*** Data provided

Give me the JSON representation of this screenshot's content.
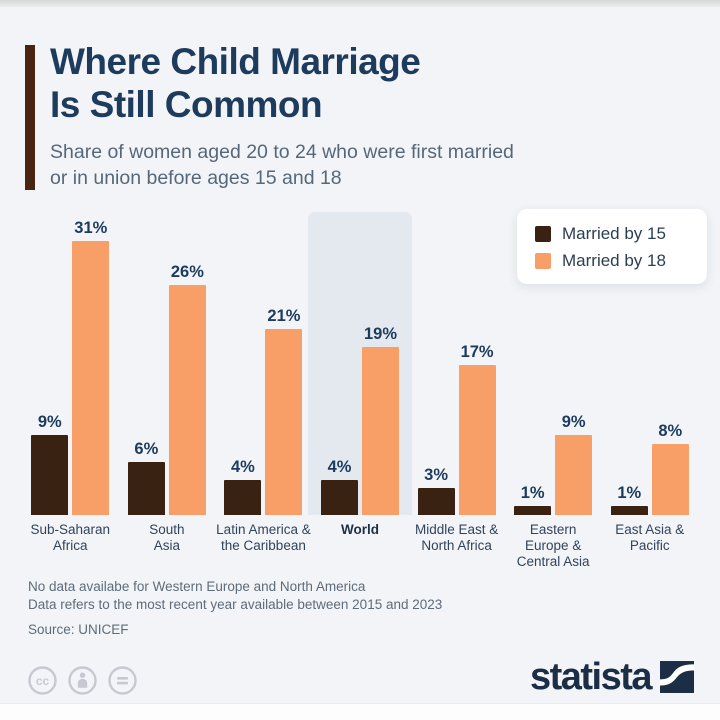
{
  "colors": {
    "background": "#f2f4f7",
    "accent_bar": "#4a2413",
    "title": "#1d3b5d",
    "subtitle": "#55687b",
    "category_label": "#31445a",
    "footnote": "#5d6c7b",
    "highlight_band": "#e4e8ef",
    "married_by_15": "#3a2212",
    "married_by_18": "#f89f68",
    "logo": "#1b2e45",
    "license_icon": "#c6cad0"
  },
  "header": {
    "title_line1": "Where Child Marriage",
    "title_line2": "Is Still Common",
    "subtitle_line1": "Share of women aged 20 to 24 who were first married",
    "subtitle_line2": "or in union before ages 15 and 18"
  },
  "chart_data": {
    "type": "bar",
    "categories": [
      "Sub-Saharan Africa",
      "South Asia",
      "Latin America & the Caribbean",
      "World",
      "Middle East & North Africa",
      "Eastern Europe & Central Asia",
      "East Asia & Pacific"
    ],
    "category_label_lines": [
      [
        "Sub-Saharan",
        "Africa"
      ],
      [
        "South",
        "Asia"
      ],
      [
        "Latin America &",
        "the Caribbean"
      ],
      [
        "World"
      ],
      [
        "Middle East &",
        "North Africa"
      ],
      [
        "Eastern",
        "Europe &",
        "Central Asia"
      ],
      [
        "East Asia &",
        "Pacific"
      ]
    ],
    "series": [
      {
        "name": "Married by 15",
        "values": [
          9,
          6,
          4,
          4,
          3,
          1,
          1
        ],
        "color": "#3a2212"
      },
      {
        "name": "Married by 18",
        "values": [
          31,
          26,
          21,
          19,
          17,
          9,
          8
        ],
        "color": "#f89f68"
      }
    ],
    "unit": "%",
    "highlighted_category": "World",
    "value_labels": true,
    "ylim": [
      0,
      31
    ],
    "grid": false,
    "legend_position": "top-right"
  },
  "footnotes": {
    "line1": "No data availabe for Western Europe and North America",
    "line2": "Data refers to the most recent year available between 2015 and 2023",
    "source": "Source: UNICEF"
  },
  "branding": {
    "logo_text": "statista",
    "license_icons": [
      "cc-icon",
      "attribution-icon",
      "no-derivatives-icon"
    ]
  }
}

******

§ **Instructions for the task**:
Pick out each line containing the string "Middle" and copy it.

§ **Completed task**:
      "Middle East & North Africa",
        "Middle East &",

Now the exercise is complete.